-- TEXT EXTRACT start --

The mirror operation of defining an ID is making a token clickable by surrounding it with an <a> tag. The target of the link is in the href attribute, which is determined by the function below. The link consists of the relative file path and the ID inside the file. The file path is always used, even if the link target is inside the same file.

		private string GetHrefForSymbol (ISymbol symbol)
		{
			var sref = symbol.DeclaringSyntaxReferences.First ();
			var reffile = SplitPath.Split (_options.InputPath.BasePath,
				sref.SyntaxTree.FilePath);
			var inputfile = SplitPath.Split (_options.InputPath.BasePath,
				_document.FilePath);
			return Path.Combine (inputfile.RelativePathToRoot,
				reffile.ChangeExtension ("html").FilePath).Replace ('\\', '/') +
				"#" + GetSymbolId (symbol);
		}

To generate the link Id from the symbol we use ToDisplayString method, that let's you specify in great detail which parts of the symbol included in the result. We just need to make sure that the Id is unique, so we pick the parts that distinguish the symbol from the others. We always use the original definition of the symbol. This means that if a symbol is an instantiation of generic type or method, we refer to its definition instead of the specific instance.

		private static readonly SymbolDisplayFormat _symbolDisplayFormat =
			new SymbolDisplayFormat (
				SymbolDisplayGlobalNamespaceStyle.Omitted,
				SymbolDisplayTypeQualificationStyle.NameAndContainingTypesAndNamespaces,
				SymbolDisplayGenericsOptions.IncludeTypeParameters,
				SymbolDisplayMemberOptions.IncludeContainingType | 
					SymbolDisplayMemberOptions.IncludeParameters,
				SymbolDisplayDelegateStyle.NameAndSignature,
				SymbolDisplayExtensionMethodStyle.StaticMethod,
				SymbolDisplayParameterOptions.IncludeType,
				SymbolDisplayPropertyStyle.NameOnly,
				SymbolDisplayLocalOptions.None,
				SymbolDisplayKindOptions.None,
				SymbolDisplayMiscellaneousOptions.UseSpecialTypes);

		private string GetSymbolId (ISymbol symbol)
		{
			return symbol.OriginalDefinition.ToDisplayString (_symbolDisplayFormat);
		}

Tooltip is a handy way for showing additional information in code blocks without cluttering them excessively. Again, we mimic Visual Studio and use a tooltip to show the type of a symbol.

		private string GetTooltip (SyntaxNode node, ISymbol symbol)
		{
			var typeSymbol = GetTypeSymbol (node);
			var title = typeSymbol != null ? typeSymbol.ToString () :
				symbol != null && symbol.Kind == SymbolKind.Method ?

-- TEXT EXTRACT end --
-- STORED DATA start --

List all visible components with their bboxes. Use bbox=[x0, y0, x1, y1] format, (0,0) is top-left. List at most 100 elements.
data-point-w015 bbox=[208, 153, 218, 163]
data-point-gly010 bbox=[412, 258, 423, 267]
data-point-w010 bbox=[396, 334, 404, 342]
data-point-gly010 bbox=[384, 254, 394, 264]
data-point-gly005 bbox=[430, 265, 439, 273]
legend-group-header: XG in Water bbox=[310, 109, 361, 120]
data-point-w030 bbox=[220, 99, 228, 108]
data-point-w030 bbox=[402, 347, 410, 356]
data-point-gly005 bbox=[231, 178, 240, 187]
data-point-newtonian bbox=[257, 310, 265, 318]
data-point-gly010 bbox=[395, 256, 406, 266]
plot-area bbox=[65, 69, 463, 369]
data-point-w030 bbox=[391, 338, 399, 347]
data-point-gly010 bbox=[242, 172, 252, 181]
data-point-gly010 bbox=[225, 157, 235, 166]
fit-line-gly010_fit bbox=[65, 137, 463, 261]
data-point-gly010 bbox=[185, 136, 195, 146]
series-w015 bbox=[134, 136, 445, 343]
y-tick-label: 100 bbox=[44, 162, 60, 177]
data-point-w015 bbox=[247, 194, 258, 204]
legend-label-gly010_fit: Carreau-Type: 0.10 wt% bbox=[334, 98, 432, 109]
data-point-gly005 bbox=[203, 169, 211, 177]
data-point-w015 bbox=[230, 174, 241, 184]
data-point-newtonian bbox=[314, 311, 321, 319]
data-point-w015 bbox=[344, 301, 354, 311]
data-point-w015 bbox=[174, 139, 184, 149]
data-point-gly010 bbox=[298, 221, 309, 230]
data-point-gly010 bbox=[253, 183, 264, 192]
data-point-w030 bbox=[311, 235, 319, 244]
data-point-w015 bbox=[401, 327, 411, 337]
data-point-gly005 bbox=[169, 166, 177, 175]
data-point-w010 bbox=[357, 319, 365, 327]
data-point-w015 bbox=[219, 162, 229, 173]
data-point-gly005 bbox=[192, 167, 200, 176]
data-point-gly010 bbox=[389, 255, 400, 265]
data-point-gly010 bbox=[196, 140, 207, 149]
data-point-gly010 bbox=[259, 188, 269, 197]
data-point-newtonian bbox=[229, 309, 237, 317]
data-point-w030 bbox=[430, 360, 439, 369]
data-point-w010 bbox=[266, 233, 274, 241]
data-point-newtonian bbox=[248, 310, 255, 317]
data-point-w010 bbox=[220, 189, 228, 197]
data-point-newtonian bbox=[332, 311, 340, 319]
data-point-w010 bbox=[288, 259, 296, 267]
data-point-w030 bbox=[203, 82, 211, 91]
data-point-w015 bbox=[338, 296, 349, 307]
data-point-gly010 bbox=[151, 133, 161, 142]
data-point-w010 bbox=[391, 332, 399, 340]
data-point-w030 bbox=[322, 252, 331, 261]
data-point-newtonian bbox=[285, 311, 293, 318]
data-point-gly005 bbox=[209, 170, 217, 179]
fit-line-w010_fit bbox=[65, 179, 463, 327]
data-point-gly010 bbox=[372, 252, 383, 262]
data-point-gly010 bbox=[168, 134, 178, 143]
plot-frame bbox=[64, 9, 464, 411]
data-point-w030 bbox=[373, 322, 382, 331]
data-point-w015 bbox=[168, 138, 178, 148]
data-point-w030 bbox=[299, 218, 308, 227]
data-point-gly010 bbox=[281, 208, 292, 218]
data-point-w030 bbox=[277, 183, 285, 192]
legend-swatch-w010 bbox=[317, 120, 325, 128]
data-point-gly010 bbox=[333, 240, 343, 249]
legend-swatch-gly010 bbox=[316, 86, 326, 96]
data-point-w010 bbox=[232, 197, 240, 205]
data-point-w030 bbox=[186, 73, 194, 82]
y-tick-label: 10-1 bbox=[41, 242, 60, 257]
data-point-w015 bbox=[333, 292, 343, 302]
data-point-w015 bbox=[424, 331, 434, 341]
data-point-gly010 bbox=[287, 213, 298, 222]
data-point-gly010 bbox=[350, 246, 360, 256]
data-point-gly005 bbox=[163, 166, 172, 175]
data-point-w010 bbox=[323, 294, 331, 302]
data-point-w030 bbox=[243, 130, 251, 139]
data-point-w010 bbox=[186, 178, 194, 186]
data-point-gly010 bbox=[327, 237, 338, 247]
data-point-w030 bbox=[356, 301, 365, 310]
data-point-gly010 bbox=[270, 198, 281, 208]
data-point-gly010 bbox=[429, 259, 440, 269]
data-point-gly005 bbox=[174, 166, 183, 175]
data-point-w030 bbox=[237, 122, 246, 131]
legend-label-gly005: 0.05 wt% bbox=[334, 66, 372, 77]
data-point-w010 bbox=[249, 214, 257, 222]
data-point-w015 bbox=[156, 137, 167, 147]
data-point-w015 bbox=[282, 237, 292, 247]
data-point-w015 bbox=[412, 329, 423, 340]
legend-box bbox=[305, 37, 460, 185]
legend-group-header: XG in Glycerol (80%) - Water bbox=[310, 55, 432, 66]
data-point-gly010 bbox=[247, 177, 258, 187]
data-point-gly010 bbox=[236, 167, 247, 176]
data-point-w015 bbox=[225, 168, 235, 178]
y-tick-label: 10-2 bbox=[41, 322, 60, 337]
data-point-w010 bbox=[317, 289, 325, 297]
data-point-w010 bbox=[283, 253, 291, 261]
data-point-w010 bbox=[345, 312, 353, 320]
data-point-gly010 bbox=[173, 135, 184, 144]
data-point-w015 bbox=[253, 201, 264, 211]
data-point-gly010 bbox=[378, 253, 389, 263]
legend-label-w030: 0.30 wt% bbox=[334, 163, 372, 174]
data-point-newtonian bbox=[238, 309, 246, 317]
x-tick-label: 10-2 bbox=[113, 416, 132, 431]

-- STORED DATA end --

GIVEN INSTRUCTION A:
In the text on making code tokens clickable, which method is used to generate the link ID from a symbol?
GIVEN INSTRUCTION B:
Carry on the text on making code tokens clickable from the point at which it stops.

TASK ANSWER A:
The ToDisplayString method.

TASK ANSWER B:
					symbol.ToString () :
					null;
			return title == null ? null :
				string.Format (" data-toggle=\"tooltip\" title=\"{0}\"", title);
		}

Before we can attach a link to a token, we need to check if we have it defined somewhere in the solution. External references are not navigable.

		private bool IsReferenceableSymbol (ISymbol symbol) =>
			symbol != null &&
			!symbol.Kind.In (SymbolKind.Local, SymbolKind.Parameter, 
				SymbolKind.Namespace, SymbolKind.RangeVariable) &&
			!symbol.DeclaringSyntaxReferences.IsEmpty;

The following pair of functions helps determining whether a syntax kind represents an identifier or a type definition that should be highlighted.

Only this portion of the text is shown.